GIVEN EXERCISE » Reproduce the listing below verbatim.
-- start GIVEN RECORDS --
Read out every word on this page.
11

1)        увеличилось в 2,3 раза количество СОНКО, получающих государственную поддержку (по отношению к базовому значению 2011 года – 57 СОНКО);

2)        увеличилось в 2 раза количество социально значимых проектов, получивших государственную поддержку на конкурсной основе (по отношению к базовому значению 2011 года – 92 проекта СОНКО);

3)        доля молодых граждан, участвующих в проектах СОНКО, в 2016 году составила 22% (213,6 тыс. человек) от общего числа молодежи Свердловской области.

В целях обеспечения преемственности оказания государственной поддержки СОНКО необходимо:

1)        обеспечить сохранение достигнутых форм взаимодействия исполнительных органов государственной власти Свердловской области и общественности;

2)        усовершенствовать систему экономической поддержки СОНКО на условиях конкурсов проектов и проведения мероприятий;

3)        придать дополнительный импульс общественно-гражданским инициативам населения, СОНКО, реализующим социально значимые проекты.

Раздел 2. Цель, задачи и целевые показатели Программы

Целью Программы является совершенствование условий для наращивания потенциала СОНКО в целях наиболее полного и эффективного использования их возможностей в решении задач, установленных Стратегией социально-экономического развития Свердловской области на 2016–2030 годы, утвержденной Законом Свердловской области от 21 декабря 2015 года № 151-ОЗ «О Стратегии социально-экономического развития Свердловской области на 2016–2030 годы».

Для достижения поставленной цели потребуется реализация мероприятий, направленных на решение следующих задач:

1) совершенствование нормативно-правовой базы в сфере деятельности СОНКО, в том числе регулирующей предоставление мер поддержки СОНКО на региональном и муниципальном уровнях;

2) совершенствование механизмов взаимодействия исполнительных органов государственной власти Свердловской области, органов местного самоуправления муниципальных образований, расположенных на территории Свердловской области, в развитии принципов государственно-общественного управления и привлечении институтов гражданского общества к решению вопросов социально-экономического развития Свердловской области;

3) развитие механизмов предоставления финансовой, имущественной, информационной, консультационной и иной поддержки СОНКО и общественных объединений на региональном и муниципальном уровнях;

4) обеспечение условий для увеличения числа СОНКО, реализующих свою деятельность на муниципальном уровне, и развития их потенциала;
-- end GIVEN RECORDS --
FINISHED EXERCISE »
Read out every word on this page.
11

1)        увеличилось в 2,3 раза количество СОНКО, получающих государственную поддержку (по отношению к базовому значению 2011 года – 57 СОНКО);

2)        увеличилось в 2 раза количество социально значимых проектов, получивших государственную поддержку на конкурсной основе (по отношению к базовому значению 2011 года – 92 проекта СОНКО);

3)        доля молодых граждан, участвующих в проектах СОНКО, в 2016 году составила 22% (213,6 тыс. человек) от общего числа молодежи Свердловской области.

В целях обеспечения преемственности оказания государственной поддержки СОНКО необходимо:

1)        обеспечить сохранение достигнутых форм взаимодействия исполнительных органов государственной власти Свердловской области и общественности;

2)        усовершенствовать систему экономической поддержки СОНКО на условиях конкурсов проектов и проведения мероприятий;

3)        придать дополнительный импульс общественно-гражданским инициативам населения, СОНКО, реализующим социально значимые проекты.

Раздел 2. Цель, задачи и целевые показатели Программы

Целью Программы является совершенствование условий для наращивания потенциала СОНКО в целях наиболее полного и эффективного использования их возможностей в решении задач, установленных Стратегией социально-экономического развития Свердловской области на 2016–2030 годы, утвержденной Законом Свердловской области от 21 декабря 2015 года № 151-ОЗ «О Стратегии социально-экономического развития Свердловской области на 2016–2030 годы».

Для достижения поставленной цели потребуется реализация мероприятий, направленных на решение следующих задач:

1) совершенствование нормативно-правовой базы в сфере деятельности СОНКО, в том числе регулирующей предоставление мер поддержки СОНКО на региональном и муниципальном уровнях;

2) совершенствование механизмов взаимодействия исполнительных органов государственной власти Свердловской области, органов местного самоуправления муниципальных образований, расположенных на территории Свердловской области, в развитии принципов государственно-общественного управления и привлечении институтов гражданского общества к решению вопросов социально-экономического развития Свердловской области;

3) развитие механизмов предоставления финансовой, имущественной, информационной, консультационной и иной поддержки СОНКО и общественных объединений на региональном и муниципальном уровнях;

4) обеспечение условий для увеличения числа СОНКО, реализующих свою деятельность на муниципальном уровне, и развития их потенциала;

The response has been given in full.